[Start Source material]
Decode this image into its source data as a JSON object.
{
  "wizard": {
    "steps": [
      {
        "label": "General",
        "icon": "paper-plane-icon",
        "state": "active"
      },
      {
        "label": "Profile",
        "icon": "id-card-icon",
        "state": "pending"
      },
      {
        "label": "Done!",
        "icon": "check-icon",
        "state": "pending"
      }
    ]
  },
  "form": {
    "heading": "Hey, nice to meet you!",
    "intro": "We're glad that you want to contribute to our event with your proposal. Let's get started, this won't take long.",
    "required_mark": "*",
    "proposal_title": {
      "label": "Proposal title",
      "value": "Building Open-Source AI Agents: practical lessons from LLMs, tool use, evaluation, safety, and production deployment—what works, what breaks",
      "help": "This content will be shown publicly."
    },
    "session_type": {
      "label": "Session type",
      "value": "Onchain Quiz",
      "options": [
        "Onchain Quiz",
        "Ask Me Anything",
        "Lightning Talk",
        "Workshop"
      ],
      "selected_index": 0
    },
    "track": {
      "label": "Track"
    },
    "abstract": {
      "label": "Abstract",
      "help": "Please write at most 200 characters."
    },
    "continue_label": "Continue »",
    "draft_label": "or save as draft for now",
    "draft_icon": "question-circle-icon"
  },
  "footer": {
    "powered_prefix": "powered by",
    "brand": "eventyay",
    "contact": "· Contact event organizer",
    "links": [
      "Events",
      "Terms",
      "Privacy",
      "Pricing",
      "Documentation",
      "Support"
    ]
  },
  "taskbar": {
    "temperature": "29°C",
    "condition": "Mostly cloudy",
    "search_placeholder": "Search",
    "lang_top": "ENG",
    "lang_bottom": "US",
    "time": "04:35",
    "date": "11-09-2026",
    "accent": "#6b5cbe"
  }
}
[End Source material]
▸ What to do: Using the listing above, retype each line exactly.

▸ Solution below:
Decode this image into its source data as a JSON object.
{
  "wizard": {
    "steps": [
      {
        "label": "General",
        "icon": "paper-plane-icon",
        "state": "active"
      },
      {
        "label": "Profile",
        "icon": "id-card-icon",
        "state": "pending"
      },
      {
        "label": "Done!",
        "icon": "check-icon",
        "state": "pending"
      }
    ]
  },
  "form": {
    "heading": "Hey, nice to meet you!",
    "intro": "We're glad that you want to contribute to our event with your proposal. Let's get started, this won't take long.",
    "required_mark": "*",
    "proposal_title": {
      "label": "Proposal title",
      "value": "Building Open-Source AI Agents: practical lessons from LLMs, tool use, evaluation, safety, and production deployment—what works, what breaks",
      "help": "This content will be shown publicly."
    },
    "session_type": {
      "label": "Session type",
      "value": "Onchain Quiz",
      "options": [
        "Onchain Quiz",
        "Ask Me Anything",
        "Lightning Talk",
        "Workshop"
      ],
      "selected_index": 0
    },
    "track": {
      "label": "Track"
    },
    "abstract": {
      "label": "Abstract",
      "help": "Please write at most 200 characters."
    },
    "continue_label": "Continue »",
    "draft_label": "or save as draft for now",
    "draft_icon": "question-circle-icon"
  },
  "footer": {
    "powered_prefix": "powered by",
    "brand": "eventyay",
    "contact": "· Contact event organizer",
    "links": [
      "Events",
      "Terms",
      "Privacy",
      "Pricing",
      "Documentation",
      "Support"
    ]
  },
  "taskbar": {
    "temperature": "29°C",
    "condition": "Mostly cloudy",
    "search_placeholder": "Search",
    "lang_top": "ENG",
    "lang_bottom": "US",
    "time": "04:35",
    "date": "11-09-2026",
    "accent": "#6b5cbe"
  }
}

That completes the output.